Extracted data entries
● ● ● ●
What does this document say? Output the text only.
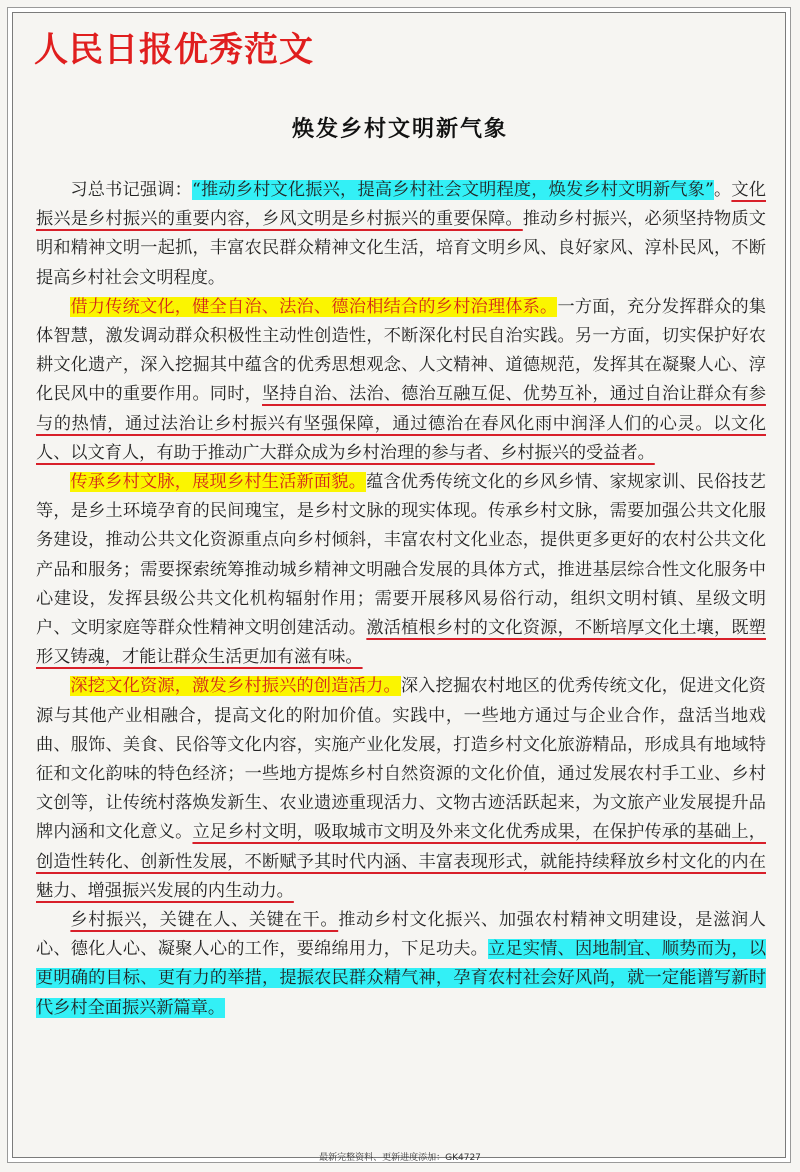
人民日报优秀范文
焕发乡村文明新气象

习总书记强调：“推动乡村文化振兴，提高乡村社会文明程度，焕发乡村文明新气象”。文化振兴是乡村振兴的重要内容，乡风文明是乡村振兴的重要保障。推动乡村振兴，必须坚持物质文明和精神文明一起抓，丰富农民群众精神文化生活，培育文明乡风、良好家风、淳朴民风，不断提高乡村社会文明程度。

借力传统文化，健全自治、法治、德治相结合的乡村治理体系。一方面，充分发挥群众的集体智慧，激发调动群众积极性主动性创造性，不断深化村民自治实践。另一方面，切实保护好农耕文化遗产，深入挖掘其中蕴含的优秀思想观念、人文精神、道德规范，发挥其在凝聚人心、淳化民风中的重要作用。同时，坚持自治、法治、德治互融互促、优势互补，通过自治让群众有参与的热情，通过法治让乡村振兴有坚强保障，通过德治在春风化雨中润泽人们的心灵。以文化人、以文育人，有助于推动广大群众成为乡村治理的参与者、乡村振兴的受益者。

传承乡村文脉，展现乡村生活新面貌。蕴含优秀传统文化的乡风乡情、家规家训、民俗技艺等，是乡土环境孕育的民间瑰宝，是乡村文脉的现实体现。传承乡村文脉，需要加强公共文化服务建设，推动公共文化资源重点向乡村倾斜，丰富农村文化业态，提供更多更好的农村公共文化产品和服务；需要探索统筹推动城乡精神文明融合发展的具体方式，推进基层综合性文化服务中心建设，发挥县级公共文化机构辐射作用；需要开展移风易俗行动，组织文明村镇、星级文明户、文明家庭等群众性精神文明创建活动。激活植根乡村的文化资源，不断培厚文化土壤，既塑形又铸魂，才能让群众生活更加有滋有味。

深挖文化资源，激发乡村振兴的创造活力。深入挖掘农村地区的优秀传统文化，促进文化资源与其他产业相融合，提高文化的附加价值。实践中，一些地方通过与企业合作，盘活当地戏曲、服饰、美食、民俗等文化内容，实施产业化发展，打造乡村文化旅游精品，形成具有地域特征和文化韵味的特色经济；一些地方提炼乡村自然资源的文化价值，通过发展农村手工业、乡村文创等，让传统村落焕发新生、农业遗迹重现活力、文物古迹活跃起来，为文旅产业发展提升品牌内涵和文化意义。立足乡村文明，吸取城市文明及外来文化优秀成果，在保护传承的基础上，创造性转化、创新性发展，不断赋予其时代内涵、丰富表现形式，就能持续释放乡村文化的内在魅力、增强振兴发展的内生动力。

乡村振兴，关键在人、关键在干。推动乡村文化振兴、加强农村精神文明建设，是滋润人心、德化人心、凝聚人心的工作，要绵绵用力，下足功夫。立足实情、因地制宜、顺势而为，以更明确的目标、更有力的举措，提振农民群众精气神，孕育农村社会好风尚，就一定能谱写新时代乡村全面振兴新篇章。

最新完整资料、更新进度添加：GK4727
● ● ● ●
What to produce >> Return the listing above word for word, with the pictures removed.

The response >>
What does this document say? Output the text only.
人民日报优秀范文
焕发乡村文明新气象

习总书记强调：“推动乡村文化振兴，提高乡村社会文明程度，焕发乡村文明新气象”。文化振兴是乡村振兴的重要内容，乡风文明是乡村振兴的重要保障。推动乡村振兴，必须坚持物质文明和精神文明一起抓，丰富农民群众精神文化生活，培育文明乡风、良好家风、淳朴民风，不断提高乡村社会文明程度。

借力传统文化，健全自治、法治、德治相结合的乡村治理体系。一方面，充分发挥群众的集体智慧，激发调动群众积极性主动性创造性，不断深化村民自治实践。另一方面，切实保护好农耕文化遗产，深入挖掘其中蕴含的优秀思想观念、人文精神、道德规范，发挥其在凝聚人心、淳化民风中的重要作用。同时，坚持自治、法治、德治互融互促、优势互补，通过自治让群众有参与的热情，通过法治让乡村振兴有坚强保障，通过德治在春风化雨中润泽人们的心灵。以文化人、以文育人，有助于推动广大群众成为乡村治理的参与者、乡村振兴的受益者。

传承乡村文脉，展现乡村生活新面貌。蕴含优秀传统文化的乡风乡情、家规家训、民俗技艺等，是乡土环境孕育的民间瑰宝，是乡村文脉的现实体现。传承乡村文脉，需要加强公共文化服务建设，推动公共文化资源重点向乡村倾斜，丰富农村文化业态，提供更多更好的农村公共文化产品和服务；需要探索统筹推动城乡精神文明融合发展的具体方式，推进基层综合性文化服务中心建设，发挥县级公共文化机构辐射作用；需要开展移风易俗行动，组织文明村镇、星级文明户、文明家庭等群众性精神文明创建活动。激活植根乡村的文化资源，不断培厚文化土壤，既塑形又铸魂，才能让群众生活更加有滋有味。

深挖文化资源，激发乡村振兴的创造活力。深入挖掘农村地区的优秀传统文化，促进文化资源与其他产业相融合，提高文化的附加价值。实践中，一些地方通过与企业合作，盘活当地戏曲、服饰、美食、民俗等文化内容，实施产业化发展，打造乡村文化旅游精品，形成具有地域特征和文化韵味的特色经济；一些地方提炼乡村自然资源的文化价值，通过发展农村手工业、乡村文创等，让传统村落焕发新生、农业遗迹重现活力、文物古迹活跃起来，为文旅产业发展提升品牌内涵和文化意义。立足乡村文明，吸取城市文明及外来文化优秀成果，在保护传承的基础上，创造性转化、创新性发展，不断赋予其时代内涵、丰富表现形式，就能持续释放乡村文化的内在魅力、增强振兴发展的内生动力。

乡村振兴，关键在人、关键在干。推动乡村文化振兴、加强农村精神文明建设，是滋润人心、德化人心、凝聚人心的工作，要绵绵用力，下足功夫。立足实情、因地制宜、顺势而为，以更明确的目标、更有力的举措，提振农民群众精气神，孕育农村社会好风尚，就一定能谱写新时代乡村全面振兴新篇章。

最新完整资料、更新进度添加：GK4727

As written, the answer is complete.